**Task**
Print each of the entries exactly, leaving nothing out.

**Material provided**

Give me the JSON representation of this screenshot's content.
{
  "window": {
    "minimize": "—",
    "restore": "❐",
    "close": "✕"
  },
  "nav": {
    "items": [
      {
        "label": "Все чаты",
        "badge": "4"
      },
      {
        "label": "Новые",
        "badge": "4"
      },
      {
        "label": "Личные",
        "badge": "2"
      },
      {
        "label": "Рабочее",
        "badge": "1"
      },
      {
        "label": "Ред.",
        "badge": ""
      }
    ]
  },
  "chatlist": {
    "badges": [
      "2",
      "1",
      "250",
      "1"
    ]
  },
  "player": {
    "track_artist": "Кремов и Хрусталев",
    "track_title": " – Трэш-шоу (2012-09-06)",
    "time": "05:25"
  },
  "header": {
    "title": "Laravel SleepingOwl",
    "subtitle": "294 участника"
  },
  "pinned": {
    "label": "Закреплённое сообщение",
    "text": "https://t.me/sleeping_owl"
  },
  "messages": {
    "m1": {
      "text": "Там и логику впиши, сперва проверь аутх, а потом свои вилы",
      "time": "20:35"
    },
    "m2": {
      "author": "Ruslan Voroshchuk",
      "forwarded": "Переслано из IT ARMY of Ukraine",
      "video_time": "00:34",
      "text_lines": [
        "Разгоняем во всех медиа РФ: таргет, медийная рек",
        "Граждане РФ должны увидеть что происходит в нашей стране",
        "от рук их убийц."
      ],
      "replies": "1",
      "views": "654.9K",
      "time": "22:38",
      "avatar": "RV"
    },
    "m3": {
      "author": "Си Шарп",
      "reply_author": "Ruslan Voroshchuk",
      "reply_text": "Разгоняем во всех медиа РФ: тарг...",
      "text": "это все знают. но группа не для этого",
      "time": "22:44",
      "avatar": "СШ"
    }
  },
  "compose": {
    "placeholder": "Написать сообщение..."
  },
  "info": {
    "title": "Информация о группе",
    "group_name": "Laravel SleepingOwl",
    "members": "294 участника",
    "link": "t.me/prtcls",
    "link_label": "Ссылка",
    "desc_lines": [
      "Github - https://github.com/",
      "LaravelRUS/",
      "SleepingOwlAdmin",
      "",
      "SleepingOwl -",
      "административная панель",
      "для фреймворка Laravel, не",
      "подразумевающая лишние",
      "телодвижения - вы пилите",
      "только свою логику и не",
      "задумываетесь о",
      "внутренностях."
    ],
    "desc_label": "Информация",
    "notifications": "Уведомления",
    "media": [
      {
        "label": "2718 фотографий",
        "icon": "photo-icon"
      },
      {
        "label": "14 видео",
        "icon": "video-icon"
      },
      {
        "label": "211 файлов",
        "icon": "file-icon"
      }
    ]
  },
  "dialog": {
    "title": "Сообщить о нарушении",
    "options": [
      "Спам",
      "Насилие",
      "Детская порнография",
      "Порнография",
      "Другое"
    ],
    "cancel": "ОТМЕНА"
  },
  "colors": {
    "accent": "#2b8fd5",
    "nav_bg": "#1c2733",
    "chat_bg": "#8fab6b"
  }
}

**Output of the exercise**
Give me the JSON representation of this screenshot's content.
{
  "window": {
    "minimize": "—",
    "restore": "❐",
    "close": "✕"
  },
  "nav": {
    "items": [
      {
        "label": "Все чаты",
        "badge": "4"
      },
      {
        "label": "Новые",
        "badge": "4"
      },
      {
        "label": "Личные",
        "badge": "2"
      },
      {
        "label": "Рабочее",
        "badge": "1"
      },
      {
        "label": "Ред.",
        "badge": ""
      }
    ]
  },
  "chatlist": {
    "badges": [
      "2",
      "1",
      "250",
      "1"
    ]
  },
  "player": {
    "track_artist": "Кремов и Хрусталев",
    "track_title": " – Трэш-шоу (2012-09-06)",
    "time": "05:25"
  },
  "header": {
    "title": "Laravel SleepingOwl",
    "subtitle": "294 участника"
  },
  "pinned": {
    "label": "Закреплённое сообщение",
    "text": "https://t.me/sleeping_owl"
  },
  "messages": {
    "m1": {
      "text": "Там и логику впиши, сперва проверь аутх, а потом свои вилы",
      "time": "20:35"
    },
    "m2": {
      "author": "Ruslan Voroshchuk",
      "forwarded": "Переслано из IT ARMY of Ukraine",
      "video_time": "00:34",
      "text_lines": [
        "Разгоняем во всех медиа РФ: таргет, медийная рек",
        "Граждане РФ должны увидеть что происходит в нашей стране",
        "от рук их убийц."
      ],
      "replies": "1",
      "views": "654.9K",
      "time": "22:38",
      "avatar": "RV"
    },
    "m3": {
      "author": "Си Шарп",
      "reply_author": "Ruslan Voroshchuk",
      "reply_text": "Разгоняем во всех медиа РФ: тарг...",
      "text": "это все знают. но группа не для этого",
      "time": "22:44",
      "avatar": "СШ"
    }
  },
  "compose": {
    "placeholder": "Написать сообщение..."
  },
  "info": {
    "title": "Информация о группе",
    "group_name": "Laravel SleepingOwl",
    "members": "294 участника",
    "link": "t.me/prtcls",
    "link_label": "Ссылка",
    "desc_lines": [
      "Github - https://github.com/",
      "LaravelRUS/",
      "SleepingOwlAdmin",
      "",
      "SleepingOwl -",
      "административная панель",
      "для фреймворка Laravel, не",
      "подразумевающая лишние",
      "телодвижения - вы пилите",
      "только свою логику и не",
      "задумываетесь о",
      "внутренностях."
    ],
    "desc_label": "Информация",
    "notifications": "Уведомления",
    "media": [
      {
        "label": "2718 фотографий",
        "icon": "photo-icon"
      },
      {
        "label": "14 видео",
        "icon": "video-icon"
      },
      {
        "label": "211 файлов",
        "icon": "file-icon"
      }
    ]
  },
  "dialog": {
    "title": "Сообщить о нарушении",
    "options": [
      "Спам",
      "Насилие",
      "Детская порнография",
      "Порнография",
      "Другое"
    ],
    "cancel": "ОТМЕНА"
  },
  "colors": {
    "accent": "#2b8fd5",
    "nav_bg": "#1c2733",
    "chat_bg": "#8fab6b"
  }
}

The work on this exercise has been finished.